__GIVEN PROBLEM__
Single out the lines of the material that contain "GOLD" and copy them.

__Dataset listings of figures__
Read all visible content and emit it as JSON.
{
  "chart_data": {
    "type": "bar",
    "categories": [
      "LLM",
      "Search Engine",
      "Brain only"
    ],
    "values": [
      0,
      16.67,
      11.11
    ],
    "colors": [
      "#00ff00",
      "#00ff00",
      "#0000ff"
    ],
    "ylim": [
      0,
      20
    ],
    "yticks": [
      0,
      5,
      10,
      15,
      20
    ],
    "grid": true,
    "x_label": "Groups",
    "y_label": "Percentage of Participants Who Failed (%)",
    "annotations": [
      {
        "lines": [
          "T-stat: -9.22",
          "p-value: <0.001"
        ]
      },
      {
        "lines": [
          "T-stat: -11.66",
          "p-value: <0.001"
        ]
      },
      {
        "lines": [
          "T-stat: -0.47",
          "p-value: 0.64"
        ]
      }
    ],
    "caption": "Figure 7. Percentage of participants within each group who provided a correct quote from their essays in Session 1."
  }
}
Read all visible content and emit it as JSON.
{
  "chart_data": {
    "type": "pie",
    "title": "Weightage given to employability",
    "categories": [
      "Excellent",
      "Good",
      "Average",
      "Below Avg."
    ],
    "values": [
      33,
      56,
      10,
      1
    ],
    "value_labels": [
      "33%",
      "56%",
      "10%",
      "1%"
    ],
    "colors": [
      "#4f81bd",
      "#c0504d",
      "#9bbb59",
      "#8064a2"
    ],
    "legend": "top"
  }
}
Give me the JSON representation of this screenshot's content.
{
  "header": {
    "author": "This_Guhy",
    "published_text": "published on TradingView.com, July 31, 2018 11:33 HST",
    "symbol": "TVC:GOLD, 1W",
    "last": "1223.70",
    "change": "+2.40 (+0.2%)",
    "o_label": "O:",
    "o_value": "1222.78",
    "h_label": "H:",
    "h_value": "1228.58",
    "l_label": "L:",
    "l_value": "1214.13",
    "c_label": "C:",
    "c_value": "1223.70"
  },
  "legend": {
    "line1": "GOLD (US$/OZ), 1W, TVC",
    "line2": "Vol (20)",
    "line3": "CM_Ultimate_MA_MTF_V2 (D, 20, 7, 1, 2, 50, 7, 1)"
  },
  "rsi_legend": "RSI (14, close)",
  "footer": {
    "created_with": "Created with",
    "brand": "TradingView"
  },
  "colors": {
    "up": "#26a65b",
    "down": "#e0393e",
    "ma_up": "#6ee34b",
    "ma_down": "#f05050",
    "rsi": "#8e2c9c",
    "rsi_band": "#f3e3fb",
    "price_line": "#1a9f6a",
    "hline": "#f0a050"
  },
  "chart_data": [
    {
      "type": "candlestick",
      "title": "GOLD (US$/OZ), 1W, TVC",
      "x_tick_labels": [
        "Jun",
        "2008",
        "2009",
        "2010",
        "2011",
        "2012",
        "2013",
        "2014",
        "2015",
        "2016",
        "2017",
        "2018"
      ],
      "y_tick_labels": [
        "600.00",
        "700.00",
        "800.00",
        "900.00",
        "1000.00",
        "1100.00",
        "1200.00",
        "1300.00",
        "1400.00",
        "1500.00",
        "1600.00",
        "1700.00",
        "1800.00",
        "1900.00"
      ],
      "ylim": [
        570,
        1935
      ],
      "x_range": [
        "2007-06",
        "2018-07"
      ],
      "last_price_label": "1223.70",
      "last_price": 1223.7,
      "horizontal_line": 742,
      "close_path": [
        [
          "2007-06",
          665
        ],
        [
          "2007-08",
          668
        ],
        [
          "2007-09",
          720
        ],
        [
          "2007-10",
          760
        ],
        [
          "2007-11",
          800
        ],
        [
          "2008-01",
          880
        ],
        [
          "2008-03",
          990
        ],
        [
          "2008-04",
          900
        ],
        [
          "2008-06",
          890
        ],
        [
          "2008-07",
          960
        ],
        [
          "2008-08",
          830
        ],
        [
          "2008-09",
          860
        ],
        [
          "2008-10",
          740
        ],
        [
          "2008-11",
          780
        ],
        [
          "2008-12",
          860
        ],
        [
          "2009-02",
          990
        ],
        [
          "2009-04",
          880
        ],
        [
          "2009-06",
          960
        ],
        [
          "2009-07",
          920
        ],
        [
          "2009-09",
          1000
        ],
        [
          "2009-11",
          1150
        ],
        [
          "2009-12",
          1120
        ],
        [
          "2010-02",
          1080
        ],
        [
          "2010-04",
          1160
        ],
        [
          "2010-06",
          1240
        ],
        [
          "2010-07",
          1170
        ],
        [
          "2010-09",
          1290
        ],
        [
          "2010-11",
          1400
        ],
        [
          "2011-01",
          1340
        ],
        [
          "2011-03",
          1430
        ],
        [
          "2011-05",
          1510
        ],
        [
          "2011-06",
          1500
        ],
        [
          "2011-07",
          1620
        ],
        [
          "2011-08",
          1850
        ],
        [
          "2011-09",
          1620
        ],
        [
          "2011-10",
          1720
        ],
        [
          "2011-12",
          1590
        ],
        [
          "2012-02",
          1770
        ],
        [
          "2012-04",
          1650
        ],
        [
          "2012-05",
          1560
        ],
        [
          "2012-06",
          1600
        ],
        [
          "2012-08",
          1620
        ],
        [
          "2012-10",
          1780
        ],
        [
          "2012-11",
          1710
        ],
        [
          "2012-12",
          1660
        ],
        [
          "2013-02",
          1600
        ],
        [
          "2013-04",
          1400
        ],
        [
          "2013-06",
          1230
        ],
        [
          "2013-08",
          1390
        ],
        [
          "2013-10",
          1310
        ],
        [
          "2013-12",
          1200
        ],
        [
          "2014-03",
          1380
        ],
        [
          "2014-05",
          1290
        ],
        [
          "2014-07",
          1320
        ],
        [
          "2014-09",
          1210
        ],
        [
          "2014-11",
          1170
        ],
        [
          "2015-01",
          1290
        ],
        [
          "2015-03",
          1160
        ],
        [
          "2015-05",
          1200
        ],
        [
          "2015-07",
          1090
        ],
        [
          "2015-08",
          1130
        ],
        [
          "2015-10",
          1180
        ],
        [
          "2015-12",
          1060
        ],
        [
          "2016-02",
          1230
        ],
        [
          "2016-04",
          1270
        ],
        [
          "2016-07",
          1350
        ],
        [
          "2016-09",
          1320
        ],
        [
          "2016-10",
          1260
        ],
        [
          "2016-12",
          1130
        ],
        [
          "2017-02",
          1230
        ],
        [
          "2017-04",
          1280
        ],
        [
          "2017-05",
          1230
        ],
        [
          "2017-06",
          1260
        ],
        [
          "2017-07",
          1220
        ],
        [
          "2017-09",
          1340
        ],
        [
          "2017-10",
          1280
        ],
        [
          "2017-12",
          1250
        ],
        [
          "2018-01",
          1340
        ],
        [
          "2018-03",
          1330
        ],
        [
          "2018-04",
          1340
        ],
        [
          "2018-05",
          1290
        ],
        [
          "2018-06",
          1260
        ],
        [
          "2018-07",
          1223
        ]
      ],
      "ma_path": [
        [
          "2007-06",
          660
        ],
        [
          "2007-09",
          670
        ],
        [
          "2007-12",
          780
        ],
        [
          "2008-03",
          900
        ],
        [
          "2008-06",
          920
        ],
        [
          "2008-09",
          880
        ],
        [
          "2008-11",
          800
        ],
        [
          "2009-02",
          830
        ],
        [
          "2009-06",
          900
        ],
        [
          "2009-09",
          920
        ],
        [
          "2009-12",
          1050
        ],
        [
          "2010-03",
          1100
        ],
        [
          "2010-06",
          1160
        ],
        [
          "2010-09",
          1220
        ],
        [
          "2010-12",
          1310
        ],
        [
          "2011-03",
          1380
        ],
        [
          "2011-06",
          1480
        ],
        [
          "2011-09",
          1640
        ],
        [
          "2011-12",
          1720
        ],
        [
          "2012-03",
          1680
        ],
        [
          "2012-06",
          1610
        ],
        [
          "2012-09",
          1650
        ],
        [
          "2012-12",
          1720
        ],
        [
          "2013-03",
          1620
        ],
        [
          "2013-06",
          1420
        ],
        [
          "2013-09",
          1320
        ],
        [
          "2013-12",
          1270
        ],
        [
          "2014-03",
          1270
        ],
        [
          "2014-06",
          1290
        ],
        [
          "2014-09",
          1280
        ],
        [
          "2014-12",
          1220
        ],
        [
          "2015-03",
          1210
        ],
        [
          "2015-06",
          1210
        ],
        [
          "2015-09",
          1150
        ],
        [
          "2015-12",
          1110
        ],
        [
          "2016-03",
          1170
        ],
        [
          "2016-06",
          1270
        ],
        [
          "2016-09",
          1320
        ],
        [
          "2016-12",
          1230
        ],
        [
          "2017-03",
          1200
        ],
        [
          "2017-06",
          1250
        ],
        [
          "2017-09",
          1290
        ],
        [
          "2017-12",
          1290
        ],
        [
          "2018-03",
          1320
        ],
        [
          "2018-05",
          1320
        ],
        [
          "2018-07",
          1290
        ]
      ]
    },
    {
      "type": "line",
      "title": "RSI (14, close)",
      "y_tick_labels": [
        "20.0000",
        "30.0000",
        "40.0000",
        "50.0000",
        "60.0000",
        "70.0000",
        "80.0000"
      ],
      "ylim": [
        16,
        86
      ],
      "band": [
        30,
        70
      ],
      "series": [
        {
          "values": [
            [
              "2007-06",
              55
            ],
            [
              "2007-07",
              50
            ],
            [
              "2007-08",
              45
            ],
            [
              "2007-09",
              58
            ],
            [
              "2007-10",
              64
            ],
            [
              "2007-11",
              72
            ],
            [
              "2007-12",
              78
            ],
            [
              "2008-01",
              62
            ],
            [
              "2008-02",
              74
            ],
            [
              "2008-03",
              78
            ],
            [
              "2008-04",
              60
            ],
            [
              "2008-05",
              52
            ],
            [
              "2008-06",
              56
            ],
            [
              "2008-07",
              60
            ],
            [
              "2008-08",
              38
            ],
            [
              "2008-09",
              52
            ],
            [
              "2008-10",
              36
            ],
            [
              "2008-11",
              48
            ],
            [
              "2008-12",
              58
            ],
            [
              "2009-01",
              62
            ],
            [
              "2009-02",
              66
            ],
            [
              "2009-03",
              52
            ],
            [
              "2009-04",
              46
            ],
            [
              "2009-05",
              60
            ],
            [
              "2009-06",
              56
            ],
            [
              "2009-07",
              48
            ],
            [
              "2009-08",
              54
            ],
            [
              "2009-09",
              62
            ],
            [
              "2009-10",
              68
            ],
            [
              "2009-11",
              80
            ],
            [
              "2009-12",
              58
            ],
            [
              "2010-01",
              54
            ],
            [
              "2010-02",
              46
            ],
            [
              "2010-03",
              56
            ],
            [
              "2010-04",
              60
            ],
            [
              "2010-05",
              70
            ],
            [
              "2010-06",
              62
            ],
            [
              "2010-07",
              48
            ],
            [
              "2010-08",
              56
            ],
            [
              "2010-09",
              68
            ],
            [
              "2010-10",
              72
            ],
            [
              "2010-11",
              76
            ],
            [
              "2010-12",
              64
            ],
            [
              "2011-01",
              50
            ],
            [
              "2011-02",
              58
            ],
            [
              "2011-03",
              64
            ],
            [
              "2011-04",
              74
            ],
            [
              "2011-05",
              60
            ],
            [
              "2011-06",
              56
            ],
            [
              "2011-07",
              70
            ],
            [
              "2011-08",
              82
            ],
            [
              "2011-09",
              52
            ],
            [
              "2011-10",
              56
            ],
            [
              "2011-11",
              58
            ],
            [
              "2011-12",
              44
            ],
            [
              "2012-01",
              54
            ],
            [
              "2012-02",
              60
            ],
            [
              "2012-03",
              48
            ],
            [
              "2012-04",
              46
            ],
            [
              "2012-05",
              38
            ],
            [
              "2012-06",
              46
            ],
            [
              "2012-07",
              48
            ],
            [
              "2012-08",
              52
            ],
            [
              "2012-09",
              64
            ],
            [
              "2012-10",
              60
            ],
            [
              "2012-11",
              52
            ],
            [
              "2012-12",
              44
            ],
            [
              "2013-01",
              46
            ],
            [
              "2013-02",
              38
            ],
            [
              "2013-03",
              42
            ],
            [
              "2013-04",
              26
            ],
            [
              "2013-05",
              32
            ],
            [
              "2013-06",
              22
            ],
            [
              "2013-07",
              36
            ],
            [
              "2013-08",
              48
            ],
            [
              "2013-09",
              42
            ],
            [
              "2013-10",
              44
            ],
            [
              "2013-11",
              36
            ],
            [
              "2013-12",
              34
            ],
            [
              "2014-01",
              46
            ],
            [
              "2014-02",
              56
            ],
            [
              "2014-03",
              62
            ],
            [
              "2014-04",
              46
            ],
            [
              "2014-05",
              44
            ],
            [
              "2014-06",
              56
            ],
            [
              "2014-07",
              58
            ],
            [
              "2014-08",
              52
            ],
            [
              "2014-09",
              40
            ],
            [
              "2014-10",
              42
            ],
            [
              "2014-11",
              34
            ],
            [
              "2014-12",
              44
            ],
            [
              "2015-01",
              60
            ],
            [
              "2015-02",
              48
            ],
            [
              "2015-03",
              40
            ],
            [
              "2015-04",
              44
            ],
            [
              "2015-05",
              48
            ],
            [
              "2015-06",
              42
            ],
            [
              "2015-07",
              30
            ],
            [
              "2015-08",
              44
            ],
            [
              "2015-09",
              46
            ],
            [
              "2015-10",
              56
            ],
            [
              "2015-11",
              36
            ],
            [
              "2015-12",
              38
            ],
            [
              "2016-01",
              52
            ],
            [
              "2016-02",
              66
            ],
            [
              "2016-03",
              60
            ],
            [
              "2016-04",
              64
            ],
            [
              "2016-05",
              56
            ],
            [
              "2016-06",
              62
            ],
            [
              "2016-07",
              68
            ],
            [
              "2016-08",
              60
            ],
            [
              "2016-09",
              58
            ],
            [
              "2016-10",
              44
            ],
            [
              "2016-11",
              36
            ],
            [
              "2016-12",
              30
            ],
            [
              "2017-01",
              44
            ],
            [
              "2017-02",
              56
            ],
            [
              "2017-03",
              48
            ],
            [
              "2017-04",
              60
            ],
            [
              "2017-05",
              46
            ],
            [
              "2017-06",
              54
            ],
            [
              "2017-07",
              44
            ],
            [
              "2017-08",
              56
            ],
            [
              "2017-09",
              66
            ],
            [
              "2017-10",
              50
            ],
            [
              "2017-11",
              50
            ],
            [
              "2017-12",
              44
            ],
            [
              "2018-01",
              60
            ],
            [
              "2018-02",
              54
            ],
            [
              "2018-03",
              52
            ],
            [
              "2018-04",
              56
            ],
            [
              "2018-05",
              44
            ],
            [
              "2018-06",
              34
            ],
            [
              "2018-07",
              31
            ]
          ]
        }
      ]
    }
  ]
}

__RESULT BELOW__
    "symbol": "TVC:GOLD, 1W",
    "line1": "GOLD (US$/OZ), 1W, TVC",
      "title": "GOLD (US$/OZ), 1W, TVC",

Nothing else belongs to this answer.